→ What is required: Reproduce the listing below in full and without alteration, apart from its pictures.

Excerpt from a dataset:

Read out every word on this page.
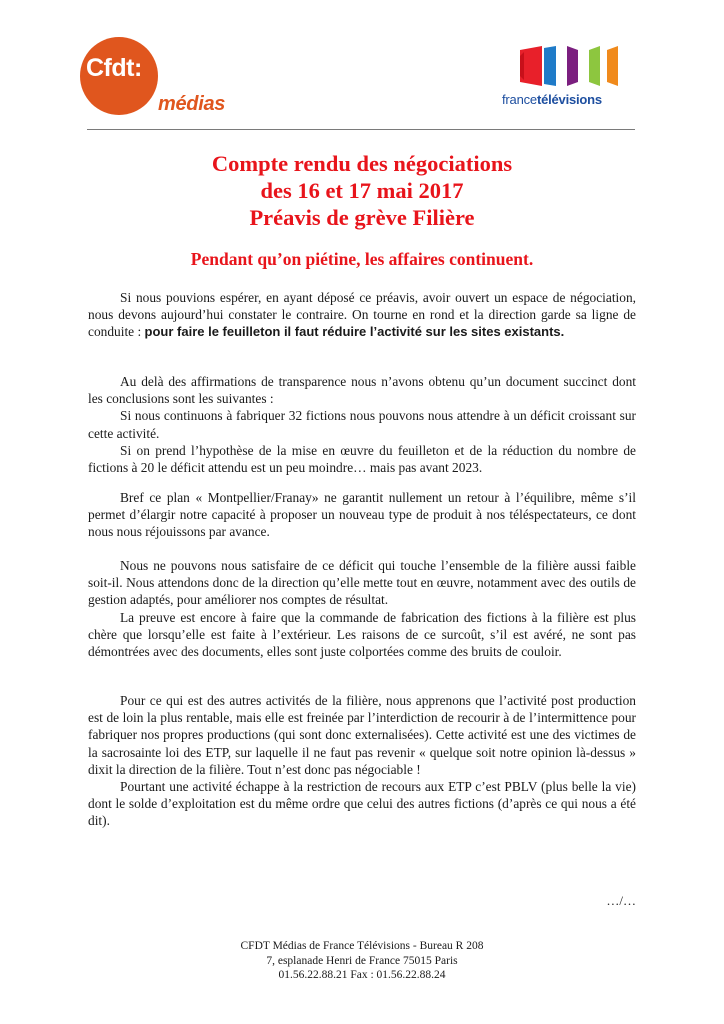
Cfdt:
médias	francetélévisions
Compte rendu des négociations
des 16 et 17 mai 2017
Préavis de grève Filière
Pendant qu’on piétine, les affaires continuent.

Si nous pouvions espérer, en ayant déposé ce préavis, avoir ouvert un espace de négociation, nous devons aujourd’hui constater le contraire. On tourne en rond et la direction garde sa ligne de conduite : pour faire le feuilleton il faut réduire l’activité sur les sites existants.

Au delà des affirmations de transparence nous n’avons obtenu qu’un document succinct dont les conclusions sont les suivantes :

Si nous continuons à fabriquer 32 fictions nous pouvons nous attendre à un déficit croissant sur cette activité.

Si on prend l’hypothèse de la mise en œuvre du feuilleton et de la réduction du nombre de fictions à 20 le déficit attendu est un peu moindre… mais pas avant 2023.

Bref ce plan « Montpellier/Franay» ne garantit nullement un retour à l’équilibre, même s’il permet d’élargir notre capacité à proposer un nouveau type de produit à nos téléspectateurs, ce dont nous nous réjouissons par avance.

Nous ne pouvons nous satisfaire de ce déficit qui touche l’ensemble de la filière aussi faible soit-il. Nous attendons donc de la direction qu’elle mette tout en œuvre, notamment avec des outils de gestion adaptés, pour améliorer nos comptes de résultat.

La preuve est encore à faire que la commande de fabrication des fictions à la filière est plus chère que lorsqu’elle est faite à l’extérieur. Les raisons de ce surcoût, s’il est avéré, ne sont pas démontrées avec des documents, elles sont juste colportées comme des bruits de couloir.

Pour ce qui est des autres activités de la filière, nous apprenons que l’activité post production est de loin la plus rentable, mais elle est freinée par l’interdiction de recourir à de l’intermittence pour fabriquer nos propres productions (qui sont donc externalisées). Cette activité est une des victimes de la sacrosainte loi des ETP, sur laquelle il ne faut pas revenir « quelque soit notre opinion là-dessus » dixit la direction de la filière. Tout n’est donc pas négociable !

Pourtant une activité échappe à la restriction de recours aux ETP c’est PBLV (plus belle la vie) dont le solde d’exploitation est du même ordre que celui des autres fictions (d’après ce qui nous a été dit).

…/…
CFDT Médias de France Télévisions - Bureau R 208
7, esplanade Henri de France 75015 Paris
01.56.22.88.21 Fax : 01.56.22.88.24
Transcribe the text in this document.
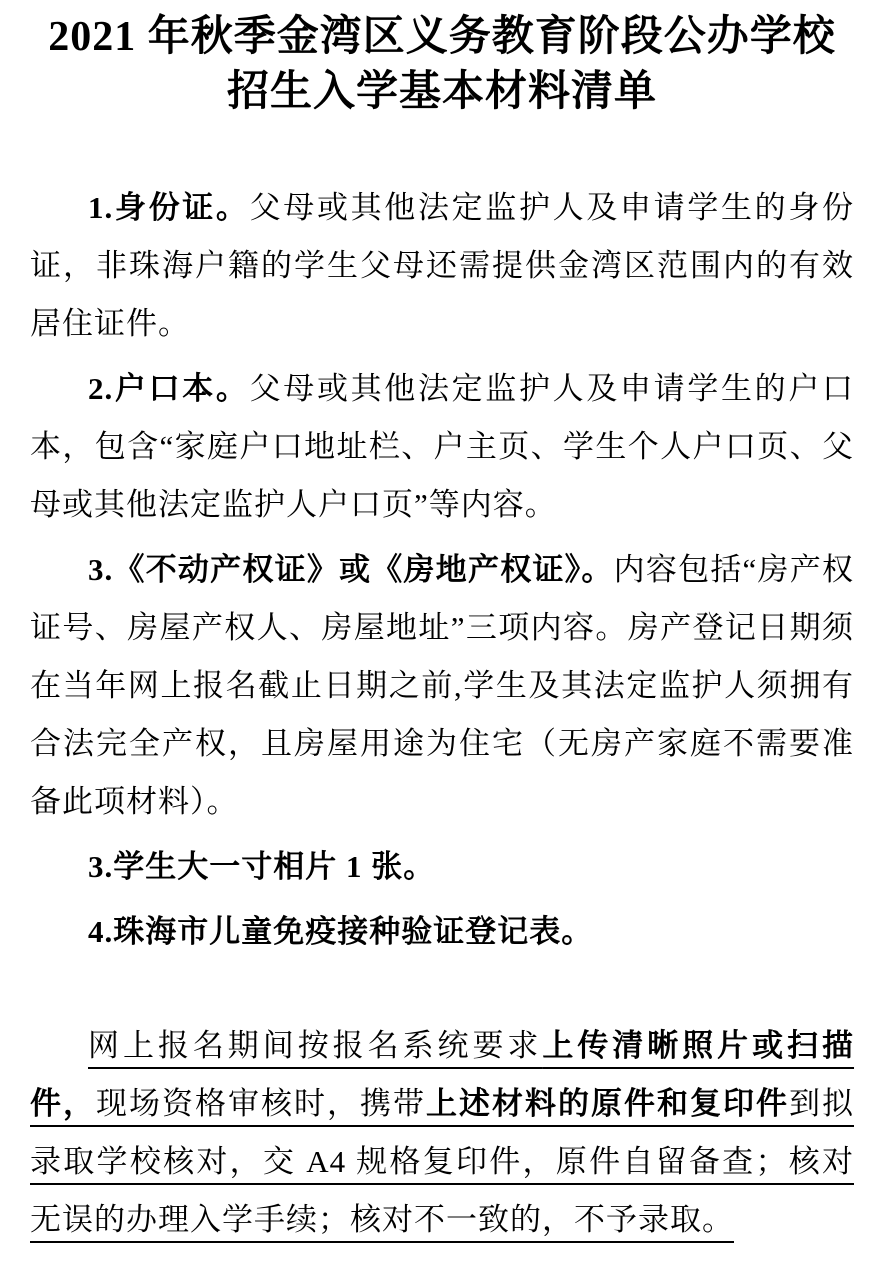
2021 年秋季金湾区义务教育阶段公办学校
招生入学基本材料清单

1.身份证。父母或其他法定监护人及申请学生的身份证，非珠海户籍的学生父母还需提供金湾区范围内的有效居住证件。

2.户口本。父母或其他法定监护人及申请学生的户口本，包含“家庭户口地址栏、户主页、学生个人户口页、父母或其他法定监护人户口页”等内容。

3.《不动产权证》或《房地产权证》。内容包括“房产权证号、房屋产权人、房屋地址”三项内容。房产登记日期须在当年网上报名截止日期之前,学生及其法定监护人须拥有合法完全产权，且房屋用途为住宅（无房产家庭不需要准备此项材料）。

3.学生大一寸相片 1 张。

4.珠海市儿童免疫接种验证登记表。

网上报名期间按报名系统要求上传清晰照片或扫描件，现场资格审核时，携带上述材料的原件和复印件到拟录取学校核对，交 A4 规格复印件，原件自留备查；核对无误的办理入学手续；核对不一致的，不予录取。
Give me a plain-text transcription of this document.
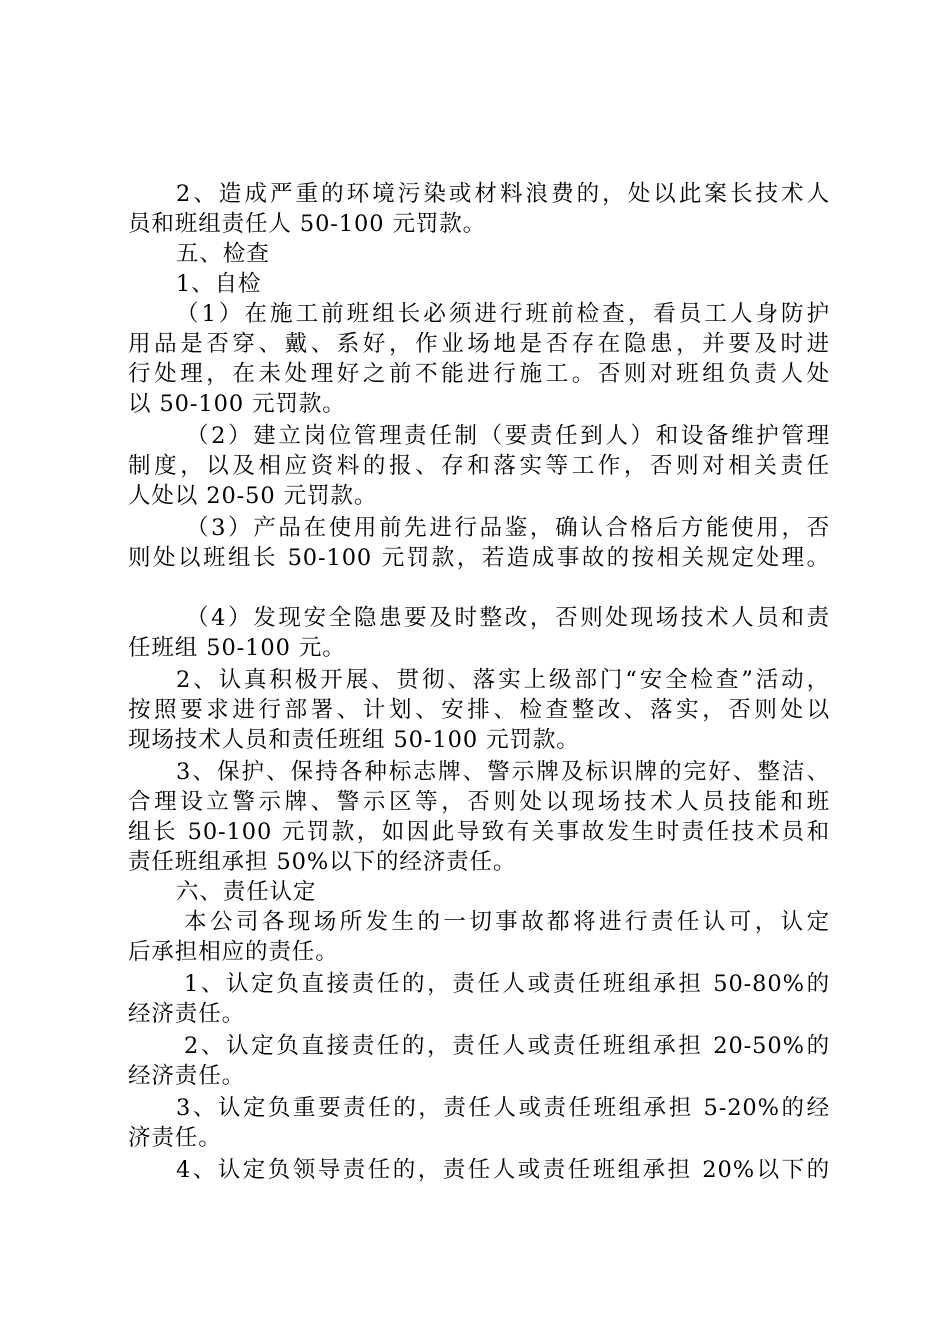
2、造成严重的环境污染或材料浪费的，处以此案长技术人
员和班组责任人 50-100 元罚款。
五、检查
1、自检
（1）在施工前班组长必须进行班前检查，看员工人身防护
用品是否穿、戴、系好，作业场地是否存在隐患，并要及时进
行处理，在未处理好之前不能进行施工。否则对班组负责人处
以 50-100 元罚款。
（2）建立岗位管理责任制（要责任到人）和设备维护管理
制度，以及相应资料的报、存和落实等工作，否则对相关责任
人处以 20-50 元罚款。
（3）产品在使用前先进行品鉴，确认合格后方能使用，否
则处以班组长 50-100 元罚款，若造成事故的按相关规定处理。
（4）发现安全隐患要及时整改，否则处现场技术人员和责
任班组 50-100 元。
2、认真积极开展、贯彻、落实上级部门“安全检查”活动，
按照要求进行部署、计划、安排、检查整改、落实，否则处以
现场技术人员和责任班组 50-100 元罚款。
3、保护、保持各种标志牌、警示牌及标识牌的完好、整洁、
合理设立警示牌、警示区等，否则处以现场技术人员技能和班
组长 50-100 元罚款，如因此导致有关事故发生时责任技术员和
责任班组承担 50%以下的经济责任。
六、责任认定
本公司各现场所发生的一切事故都将进行责任认可，认定
后承担相应的责任。
1、认定负直接责任的，责任人或责任班组承担 50-80%的
经济责任。
2、认定负直接责任的，责任人或责任班组承担 20-50%的
经济责任。
3、认定负重要责任的，责任人或责任班组承担 5-20%的经
济责任。
4、认定负领导责任的，责任人或责任班组承担 20%以下的
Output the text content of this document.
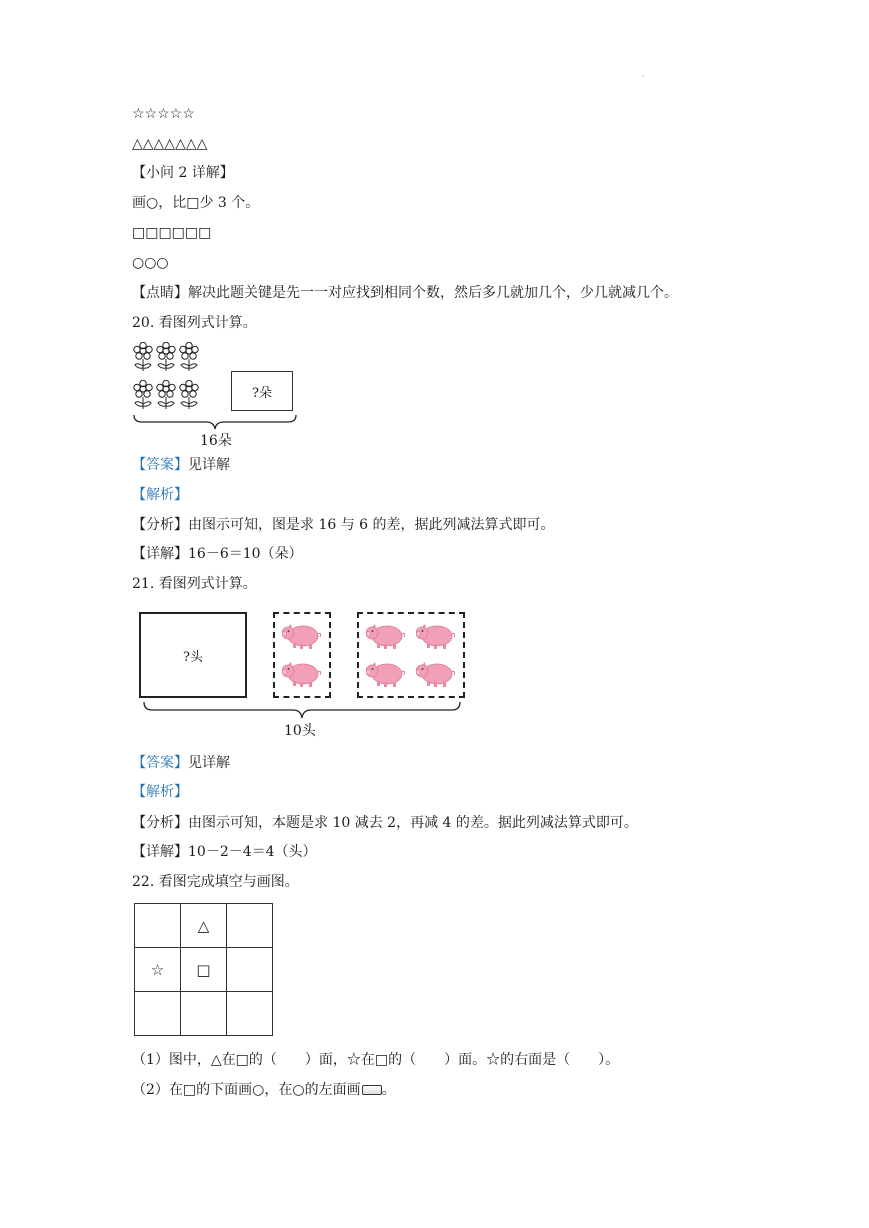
·
☆☆☆☆☆
△△△△△△△
【小问 2 详解】
画○，比□少 3 个。
□□□□□□
○○○
【点睛】解决此题关键是先一一对应找到相同个数，然后多几就加几个，少几就减几个。
20. 看图列式计算。
?朵
16朵
【答案】见详解
【解析】
【分析】由图示可知，图是求 16 与 6 的差，据此列减法算式即可。
【详解】16－6＝10（朵）
21. 看图列式计算。
?头
10头
【答案】见详解
【解析】
【分析】由图示可知，本题是求 10 减去 2，再减 4 的差。据此列减法算式即可。
【详解】10－2－4＝4（头）
22. 看图完成填空与画图。
	△	
☆	□	

（1）图中，△在□的（　　）面，☆在□的（　　）面。☆的右面是（　　）。
（2）在□的下面画○，在○的左面画 。
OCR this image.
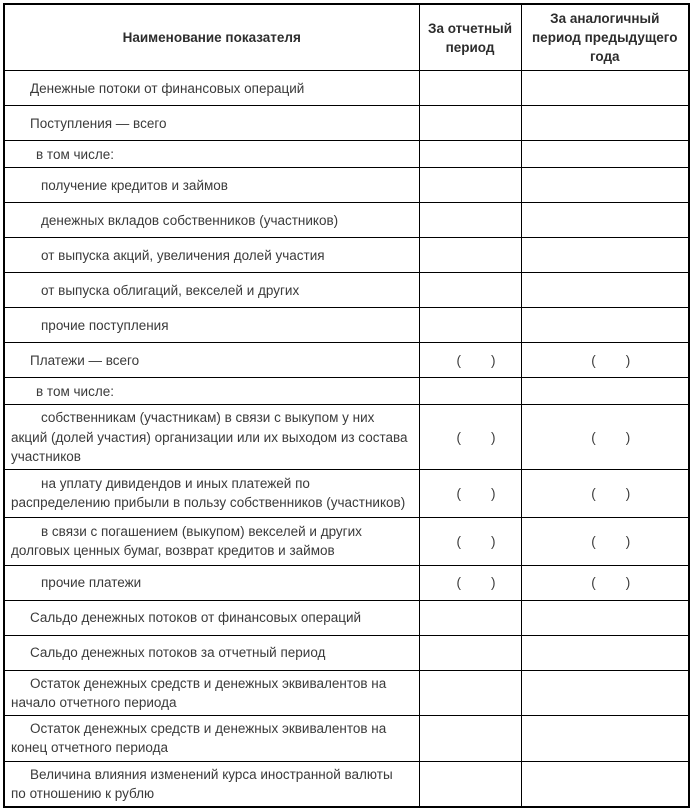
Наименование показателя	За отчетный период	За аналогичный период предыдущего года
Денежные потоки от финансовых операций		
Поступления — всего		
в том числе:		
получение кредитов и займов		
денежных вкладов собственников (участников)		
от выпуска акций, увеличения долей участия		
от выпуска облигаций, векселей и других		
прочие поступления		
Платежи — всего	(        )	(        )
в том числе:		
собственникам (участникам) в связи с выкупом у них акций (долей участия) организации или их выходом из состава участников	(        )	(        )
на уплату дивидендов и иных платежей по распределению прибыли в пользу собственников (участников)	(        )	(        )
в связи с погашением (выкупом) векселей и других долговых ценных бумаг, возврат кредитов и займов	(        )	(        )
прочие платежи	(        )	(        )
Сальдо денежных потоков от финансовых операций		
Сальдо денежных потоков за отчетный период		
Остаток денежных средств и денежных эквивалентов на начало отчетного периода		
Остаток денежных средств и денежных эквивалентов на конец отчетного периода		
Величина влияния изменений курса иностранной валюты по отношению к рублю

→ Complete response:
Read out every word on this page.
Cfdt:
médias	francetélévisions
Compte rendu des négociations
des 16 et 17 mai 2017
Préavis de grève Filière
Pendant qu’on piétine, les affaires continuent.

Si nous pouvions espérer, en ayant déposé ce préavis, avoir ouvert un espace de négociation, nous devons aujourd’hui constater le contraire. On tourne en rond et la direction garde sa ligne de conduite : pour faire le feuilleton il faut réduire l’activité sur les sites existants.

Au delà des affirmations de transparence nous n’avons obtenu qu’un document succinct dont les conclusions sont les suivantes :

Si nous continuons à fabriquer 32 fictions nous pouvons nous attendre à un déficit croissant sur cette activité.

Si on prend l’hypothèse de la mise en œuvre du feuilleton et de la réduction du nombre de fictions à 20 le déficit attendu est un peu moindre… mais pas avant 2023.

Bref ce plan « Montpellier/Franay» ne garantit nullement un retour à l’équilibre, même s’il permet d’élargir notre capacité à proposer un nouveau type de produit à nos téléspectateurs, ce dont nous nous réjouissons par avance.

Nous ne pouvons nous satisfaire de ce déficit qui touche l’ensemble de la filière aussi faible soit-il. Nous attendons donc de la direction qu’elle mette tout en œuvre, notamment avec des outils de gestion adaptés, pour améliorer nos comptes de résultat.

La preuve est encore à faire que la commande de fabrication des fictions à la filière est plus chère que lorsqu’elle est faite à l’extérieur. Les raisons de ce surcoût, s’il est avéré, ne sont pas démontrées avec des documents, elles sont juste colportées comme des bruits de couloir.

Pour ce qui est des autres activités de la filière, nous apprenons que l’activité post production est de loin la plus rentable, mais elle est freinée par l’interdiction de recourir à de l’intermittence pour fabriquer nos propres productions (qui sont donc externalisées). Cette activité est une des victimes de la sacrosainte loi des ETP, sur laquelle il ne faut pas revenir « quelque soit notre opinion là-dessus » dixit la direction de la filière. Tout n’est donc pas négociable !

Pourtant une activité échappe à la restriction de recours aux ETP c’est PBLV (plus belle la vie) dont le solde d’exploitation est du même ordre que celui des autres fictions (d’après ce qui nous a été dit).

…/…
CFDT Médias de France Télévisions - Bureau R 208
7, esplanade Henri de France 75015 Paris
01.56.22.88.21 Fax : 01.56.22.88.24
Transcribe the text in this document.
2021 年秋季金湾区义务教育阶段公办学校
招生入学基本材料清单

1.身份证。父母或其他法定监护人及申请学生的身份证，非珠海户籍的学生父母还需提供金湾区范围内的有效居住证件。

2.户口本。父母或其他法定监护人及申请学生的户口本，包含“家庭户口地址栏、户主页、学生个人户口页、父母或其他法定监护人户口页”等内容。

3.《不动产权证》或《房地产权证》。内容包括“房产权证号、房屋产权人、房屋地址”三项内容。房产登记日期须在当年网上报名截止日期之前,学生及其法定监护人须拥有合法完全产权，且房屋用途为住宅（无房产家庭不需要准备此项材料）。

3.学生大一寸相片 1 张。

4.珠海市儿童免疫接种验证登记表。

网上报名期间按报名系统要求上传清晰照片或扫描件，现场资格审核时，携带上述材料的原件和复印件到拟录取学校核对，交 A4 规格复印件，原件自留备查；核对无误的办理入学手续；核对不一致的，不予录取。
Give me a plain-text transcription of this document.
2、造成严重的环境污染或材料浪费的，处以此案长技术人
员和班组责任人 50-100 元罚款。
五、检查
1、自检
（1）在施工前班组长必须进行班前检查，看员工人身防护
用品是否穿、戴、系好，作业场地是否存在隐患，并要及时进
行处理，在未处理好之前不能进行施工。否则对班组负责人处
以 50-100 元罚款。
（2）建立岗位管理责任制（要责任到人）和设备维护管理
制度，以及相应资料的报、存和落实等工作，否则对相关责任
人处以 20-50 元罚款。
（3）产品在使用前先进行品鉴，确认合格后方能使用，否
则处以班组长 50-100 元罚款，若造成事故的按相关规定处理。
（4）发现安全隐患要及时整改，否则处现场技术人员和责
任班组 50-100 元。
2、认真积极开展、贯彻、落实上级部门“安全检查”活动，
按照要求进行部署、计划、安排、检查整改、落实，否则处以
现场技术人员和责任班组 50-100 元罚款。
3、保护、保持各种标志牌、警示牌及标识牌的完好、整洁、
合理设立警示牌、警示区等，否则处以现场技术人员技能和班
组长 50-100 元罚款，如因此导致有关事故发生时责任技术员和
责任班组承担 50%以下的经济责任。
六、责任认定
本公司各现场所发生的一切事故都将进行责任认可，认定
后承担相应的责任。
1、认定负直接责任的，责任人或责任班组承担 50-80%的
经济责任。
2、认定负直接责任的，责任人或责任班组承担 20-50%的
经济责任。
3、认定负重要责任的，责任人或责任班组承担 5-20%的经
济责任。
4、认定负领导责任的，责任人或责任班组承担 20%以下的
Output the text content of this document.
·
☆☆☆☆☆
△△△△△△△
【小问 2 详解】
画○，比□少 3 个。
□□□□□□
○○○
【点睛】解决此题关键是先一一对应找到相同个数，然后多几就加几个，少几就减几个。
20. 看图列式计算。
?朵
16朵
【答案】见详解
【解析】
【分析】由图示可知，图是求 16 与 6 的差，据此列减法算式即可。
【详解】16－6＝10（朵）
21. 看图列式计算。
?头
10头
【答案】见详解
【解析】
【分析】由图示可知，本题是求 10 减去 2，再减 4 的差。据此列减法算式即可。
【详解】10－2－4＝4（头）
22. 看图完成填空与画图。
	△	
☆	□	

（1）图中，△在□的（　　）面，☆在□的（　　）面。☆的右面是（　　）。
（2）在□的下面画○，在○的左面画 。
OCR this image.
Наименование показателя	За отчетный период	За аналогичный период предыдущего года
Денежные потоки от финансовых операций		
Поступления — всего		
в том числе:		
получение кредитов и займов		
денежных вкладов собственников (участников)		
от выпуска акций, увеличения долей участия		
от выпуска облигаций, векселей и других		
прочие поступления		
Платежи — всего	(        )	(        )
в том числе:		
собственникам (участникам) в связи с выкупом у них акций (долей участия) организации или их выходом из состава участников	(        )	(        )
на уплату дивидендов и иных платежей по распределению прибыли в пользу собственников (участников)	(        )	(        )
в связи с погашением (выкупом) векселей и других долговых ценных бумаг, возврат кредитов и займов	(        )	(        )
прочие платежи	(        )	(        )
Сальдо денежных потоков от финансовых операций		
Сальдо денежных потоков за отчетный период		
Остаток денежных средств и денежных эквивалентов на начало отчетного периода		
Остаток денежных средств и денежных эквивалентов на конец отчетного периода		
Величина влияния изменений курса иностранной валюты по отношению к рублю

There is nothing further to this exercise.